━━━ Records to process

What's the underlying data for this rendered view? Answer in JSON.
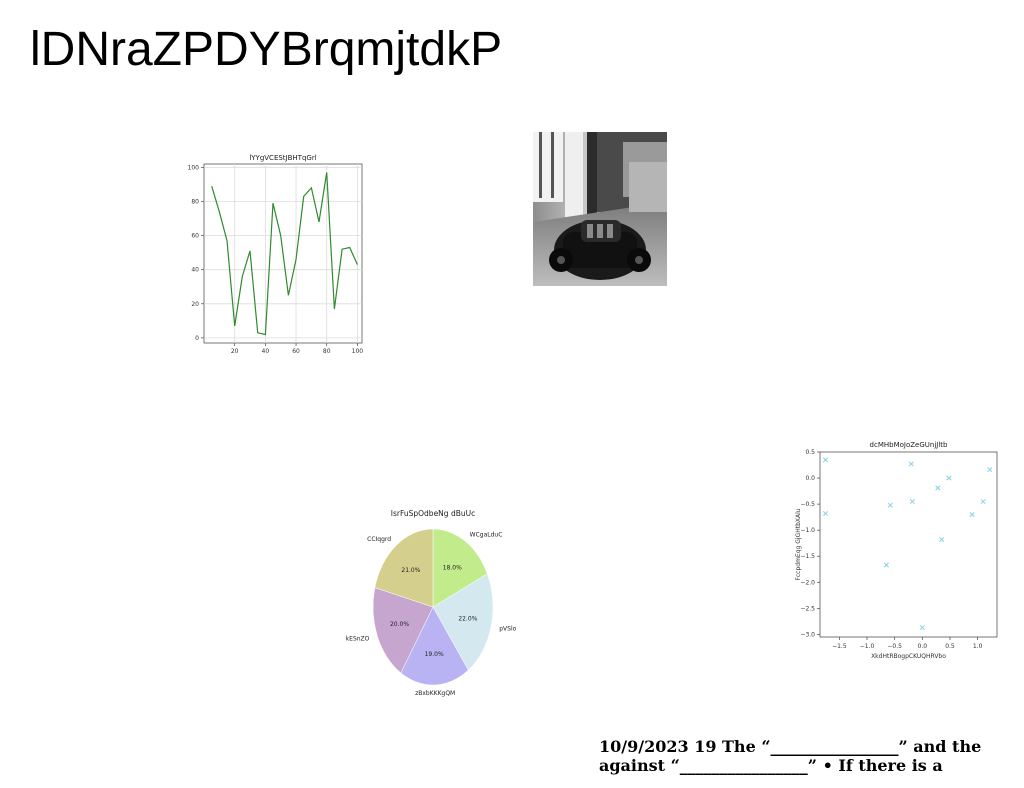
{
  "page": {
    "title": "lDNraZPDYBrqmjtdkP"
  },
  "photo": {
    "icon": "car-toy-photo"
  },
  "footer": {
    "line1": "10/9/2023 19 The “________________” and the",
    "line2": "against “________________” • If there is a"
  },
  "chart_data": [
    {
      "type": "line",
      "title": "lYYgVCEStJBHTqGrl",
      "xlabel": "",
      "ylabel": "",
      "x": [
        5,
        10,
        15,
        20,
        25,
        30,
        35,
        40,
        45,
        50,
        55,
        60,
        65,
        70,
        75,
        80,
        85,
        90,
        95,
        100
      ],
      "series": [
        {
          "values": [
            89,
            74,
            57,
            7,
            36,
            51,
            3,
            2,
            79,
            60,
            25,
            46,
            83,
            88,
            68,
            97,
            17,
            52,
            53,
            43
          ],
          "color": "#2e8b2e"
        }
      ],
      "xlim": [
        0,
        103
      ],
      "ylim": [
        -3,
        102
      ],
      "xticks": [
        20,
        40,
        60,
        80,
        100
      ],
      "yticks": [
        0,
        20,
        40,
        60,
        80,
        100
      ],
      "grid": true
    },
    {
      "type": "pie",
      "title": "IsrFuSpOdbeNg dBuUc",
      "slices": [
        {
          "label": "WCgaLduC",
          "pct": "18.0%",
          "value": 18.0,
          "color": "#c2ec8c"
        },
        {
          "label": "pVSlo",
          "pct": "22.0%",
          "value": 22.0,
          "color": "#d3e9ef"
        },
        {
          "label": "zBxbKKKgQM",
          "pct": "19.0%",
          "value": 19.0,
          "color": "#b9b3f3"
        },
        {
          "label": "kESnZO",
          "pct": "20.0%",
          "value": 20.0,
          "color": "#c6a6cf"
        },
        {
          "label": "CCIqgrd",
          "pct": "21.0%",
          "value": 21.0,
          "color": "#d5cf8d"
        }
      ]
    },
    {
      "type": "scatter",
      "title": "dcMHbMoJoZeGUnjJltb",
      "xlabel": "XkdHtRBogpCKUQHRVbo",
      "ylabel": "FccpdmEqg GjGHtbXAlu",
      "marker": "x",
      "color": "#87ceeb",
      "points": [
        [
          -1.75,
          0.35
        ],
        [
          -1.75,
          -0.68
        ],
        [
          -0.58,
          -0.52
        ],
        [
          -0.65,
          -1.67
        ],
        [
          -0.2,
          0.27
        ],
        [
          -0.18,
          -0.45
        ],
        [
          0.0,
          -2.87
        ],
        [
          0.28,
          -0.19
        ],
        [
          0.35,
          -1.18
        ],
        [
          0.48,
          0.0
        ],
        [
          0.9,
          -0.7
        ],
        [
          1.1,
          -0.45
        ],
        [
          1.22,
          0.16
        ]
      ],
      "xlim": [
        -1.85,
        1.35
      ],
      "ylim": [
        -3.05,
        0.5
      ],
      "xticks": [
        "-1.5",
        "-1.0",
        "-0.5",
        "0.0",
        "0.5",
        "1.0"
      ],
      "yticks": [
        "0.5",
        "0.0",
        "-0.5",
        "-1.0",
        "-1.5",
        "-2.0",
        "-2.5",
        "-3.0"
      ],
      "grid": false
    }
  ]
}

━━━━━━

_Goal of the exercise_
In the listing above, locate each line with "ylabel" and copy it.

_Task output_
      "ylabel": "",
      "ylabel": "FccpdmEqg GjGHtbXAlu",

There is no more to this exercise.